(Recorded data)

——————

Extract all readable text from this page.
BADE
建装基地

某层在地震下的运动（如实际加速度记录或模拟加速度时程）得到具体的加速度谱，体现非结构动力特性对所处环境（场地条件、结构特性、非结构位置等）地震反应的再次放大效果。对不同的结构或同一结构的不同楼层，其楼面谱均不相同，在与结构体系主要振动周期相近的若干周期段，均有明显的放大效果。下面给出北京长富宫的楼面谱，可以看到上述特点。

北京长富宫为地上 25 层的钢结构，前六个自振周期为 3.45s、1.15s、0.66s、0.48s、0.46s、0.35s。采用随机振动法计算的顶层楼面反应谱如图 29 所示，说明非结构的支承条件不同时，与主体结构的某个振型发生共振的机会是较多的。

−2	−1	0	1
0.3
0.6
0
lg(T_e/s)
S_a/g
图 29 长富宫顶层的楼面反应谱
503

——————

» **TASK TO CARRY OUT**: Give back each line above precisely as it stands.

» **RESULT**:
Extract all readable text from this page.
BADE
建装基地

某层在地震下的运动（如实际加速度记录或模拟加速度时程）得到具体的加速度谱，体现非结构动力特性对所处环境（场地条件、结构特性、非结构位置等）地震反应的再次放大效果。对不同的结构或同一结构的不同楼层，其楼面谱均不相同，在与结构体系主要振动周期相近的若干周期段，均有明显的放大效果。下面给出北京长富宫的楼面谱，可以看到上述特点。

北京长富宫为地上 25 层的钢结构，前六个自振周期为 3.45s、1.15s、0.66s、0.48s、0.46s、0.35s。采用随机振动法计算的顶层楼面反应谱如图 29 所示，说明非结构的支承条件不同时，与主体结构的某个振型发生共振的机会是较多的。

−2	−1	0	1
0.3
0.6
0
lg(T_e/s)
S_a/g
图 29 长富宫顶层的楼面反应谱
503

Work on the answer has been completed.